- TASK
Give the number of lines that contain the string "Accuracy", and nothing else.

- DATASET ENTRIES
+++++

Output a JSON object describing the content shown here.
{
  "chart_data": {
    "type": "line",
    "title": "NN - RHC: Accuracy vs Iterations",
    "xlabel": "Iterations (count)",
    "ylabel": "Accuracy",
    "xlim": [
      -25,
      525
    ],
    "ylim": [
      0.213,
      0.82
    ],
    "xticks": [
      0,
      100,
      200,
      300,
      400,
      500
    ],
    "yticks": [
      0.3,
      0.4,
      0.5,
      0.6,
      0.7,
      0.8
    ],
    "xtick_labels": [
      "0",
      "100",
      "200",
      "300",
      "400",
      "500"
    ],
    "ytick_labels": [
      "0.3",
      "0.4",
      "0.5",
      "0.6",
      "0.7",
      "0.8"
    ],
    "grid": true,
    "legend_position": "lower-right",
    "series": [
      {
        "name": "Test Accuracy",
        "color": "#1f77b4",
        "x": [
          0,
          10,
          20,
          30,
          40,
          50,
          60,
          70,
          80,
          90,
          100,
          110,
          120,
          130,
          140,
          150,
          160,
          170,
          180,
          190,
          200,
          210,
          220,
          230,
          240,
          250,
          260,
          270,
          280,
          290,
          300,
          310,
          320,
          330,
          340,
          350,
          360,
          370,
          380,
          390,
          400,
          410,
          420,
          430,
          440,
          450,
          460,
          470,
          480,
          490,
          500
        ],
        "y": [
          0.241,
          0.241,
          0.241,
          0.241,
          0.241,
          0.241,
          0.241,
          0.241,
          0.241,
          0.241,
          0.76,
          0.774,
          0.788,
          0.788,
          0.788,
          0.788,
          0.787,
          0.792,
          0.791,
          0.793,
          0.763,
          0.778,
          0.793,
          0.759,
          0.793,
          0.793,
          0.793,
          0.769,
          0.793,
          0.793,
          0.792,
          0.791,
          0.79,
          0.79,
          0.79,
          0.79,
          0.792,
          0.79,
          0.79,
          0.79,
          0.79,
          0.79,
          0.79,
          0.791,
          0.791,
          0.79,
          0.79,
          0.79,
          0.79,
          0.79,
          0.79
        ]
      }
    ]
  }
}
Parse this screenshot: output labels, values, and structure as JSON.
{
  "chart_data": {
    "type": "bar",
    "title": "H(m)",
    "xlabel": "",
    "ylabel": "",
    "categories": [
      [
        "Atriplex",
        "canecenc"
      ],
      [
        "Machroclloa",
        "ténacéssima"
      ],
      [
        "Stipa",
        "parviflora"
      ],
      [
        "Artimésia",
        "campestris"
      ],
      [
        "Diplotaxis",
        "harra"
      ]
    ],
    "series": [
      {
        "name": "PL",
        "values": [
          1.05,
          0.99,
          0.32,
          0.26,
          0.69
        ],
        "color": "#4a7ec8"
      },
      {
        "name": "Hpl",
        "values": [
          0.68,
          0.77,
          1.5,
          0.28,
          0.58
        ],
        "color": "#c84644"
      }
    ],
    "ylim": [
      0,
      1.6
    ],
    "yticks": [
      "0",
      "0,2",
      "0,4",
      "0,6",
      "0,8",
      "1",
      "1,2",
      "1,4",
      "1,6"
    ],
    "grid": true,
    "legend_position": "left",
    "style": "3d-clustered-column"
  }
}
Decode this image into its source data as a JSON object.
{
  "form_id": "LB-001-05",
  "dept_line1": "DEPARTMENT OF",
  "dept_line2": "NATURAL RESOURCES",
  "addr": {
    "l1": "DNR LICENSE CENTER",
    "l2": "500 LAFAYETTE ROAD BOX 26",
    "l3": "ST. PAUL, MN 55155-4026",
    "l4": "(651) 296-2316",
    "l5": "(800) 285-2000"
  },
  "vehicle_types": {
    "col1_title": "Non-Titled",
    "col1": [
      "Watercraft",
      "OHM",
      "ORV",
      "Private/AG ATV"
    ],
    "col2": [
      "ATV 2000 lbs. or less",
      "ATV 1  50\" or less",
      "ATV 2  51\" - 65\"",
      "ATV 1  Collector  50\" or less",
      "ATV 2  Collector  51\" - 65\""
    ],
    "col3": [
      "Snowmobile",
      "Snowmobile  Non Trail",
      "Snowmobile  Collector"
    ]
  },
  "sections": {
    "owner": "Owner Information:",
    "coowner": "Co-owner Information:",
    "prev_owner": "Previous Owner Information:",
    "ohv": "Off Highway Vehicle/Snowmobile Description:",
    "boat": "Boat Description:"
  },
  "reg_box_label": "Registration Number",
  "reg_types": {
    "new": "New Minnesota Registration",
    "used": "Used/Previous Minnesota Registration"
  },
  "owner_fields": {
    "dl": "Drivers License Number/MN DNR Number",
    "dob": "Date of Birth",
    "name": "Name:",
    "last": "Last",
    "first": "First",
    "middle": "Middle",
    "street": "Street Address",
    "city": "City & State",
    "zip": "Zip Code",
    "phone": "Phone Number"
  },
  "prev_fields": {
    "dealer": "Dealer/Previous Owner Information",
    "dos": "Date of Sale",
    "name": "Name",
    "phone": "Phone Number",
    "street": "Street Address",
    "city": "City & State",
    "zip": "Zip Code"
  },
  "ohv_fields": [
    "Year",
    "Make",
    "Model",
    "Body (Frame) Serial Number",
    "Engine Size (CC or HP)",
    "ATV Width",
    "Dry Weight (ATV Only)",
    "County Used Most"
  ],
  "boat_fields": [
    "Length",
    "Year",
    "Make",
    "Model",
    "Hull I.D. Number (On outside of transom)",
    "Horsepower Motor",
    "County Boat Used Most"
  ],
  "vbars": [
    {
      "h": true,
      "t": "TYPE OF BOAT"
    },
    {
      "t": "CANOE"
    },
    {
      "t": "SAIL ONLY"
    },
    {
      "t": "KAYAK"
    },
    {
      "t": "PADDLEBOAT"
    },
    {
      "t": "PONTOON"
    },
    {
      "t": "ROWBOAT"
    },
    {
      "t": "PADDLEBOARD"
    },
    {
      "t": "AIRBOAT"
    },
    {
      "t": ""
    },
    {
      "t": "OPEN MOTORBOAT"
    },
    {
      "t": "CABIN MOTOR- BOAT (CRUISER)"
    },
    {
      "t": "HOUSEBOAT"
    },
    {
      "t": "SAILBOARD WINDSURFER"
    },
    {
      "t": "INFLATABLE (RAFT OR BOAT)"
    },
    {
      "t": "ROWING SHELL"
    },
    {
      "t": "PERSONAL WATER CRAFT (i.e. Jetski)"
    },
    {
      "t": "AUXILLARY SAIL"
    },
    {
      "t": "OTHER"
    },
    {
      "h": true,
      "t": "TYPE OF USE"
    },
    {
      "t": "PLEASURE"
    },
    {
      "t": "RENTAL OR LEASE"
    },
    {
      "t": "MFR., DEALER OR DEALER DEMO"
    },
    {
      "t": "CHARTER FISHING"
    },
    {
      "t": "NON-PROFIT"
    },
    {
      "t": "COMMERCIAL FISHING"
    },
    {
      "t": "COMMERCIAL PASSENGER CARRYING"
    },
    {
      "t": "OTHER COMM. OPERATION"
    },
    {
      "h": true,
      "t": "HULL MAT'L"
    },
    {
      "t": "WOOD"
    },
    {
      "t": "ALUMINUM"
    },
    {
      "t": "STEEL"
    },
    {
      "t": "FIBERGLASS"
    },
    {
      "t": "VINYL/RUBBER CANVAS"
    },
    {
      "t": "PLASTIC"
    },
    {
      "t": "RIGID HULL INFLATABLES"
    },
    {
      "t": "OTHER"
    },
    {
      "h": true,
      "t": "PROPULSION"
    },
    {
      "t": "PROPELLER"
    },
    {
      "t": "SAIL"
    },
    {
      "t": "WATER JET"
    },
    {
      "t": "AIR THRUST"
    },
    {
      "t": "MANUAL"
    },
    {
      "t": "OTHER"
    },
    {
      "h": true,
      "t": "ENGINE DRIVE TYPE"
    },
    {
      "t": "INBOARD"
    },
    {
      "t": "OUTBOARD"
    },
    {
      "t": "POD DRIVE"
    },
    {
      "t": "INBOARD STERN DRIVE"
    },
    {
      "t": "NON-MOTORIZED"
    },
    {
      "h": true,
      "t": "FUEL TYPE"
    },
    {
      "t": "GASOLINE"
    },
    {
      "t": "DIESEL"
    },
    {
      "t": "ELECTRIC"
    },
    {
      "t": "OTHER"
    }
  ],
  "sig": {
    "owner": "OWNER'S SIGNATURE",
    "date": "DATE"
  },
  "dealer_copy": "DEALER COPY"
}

+++++

- THE REPLY
3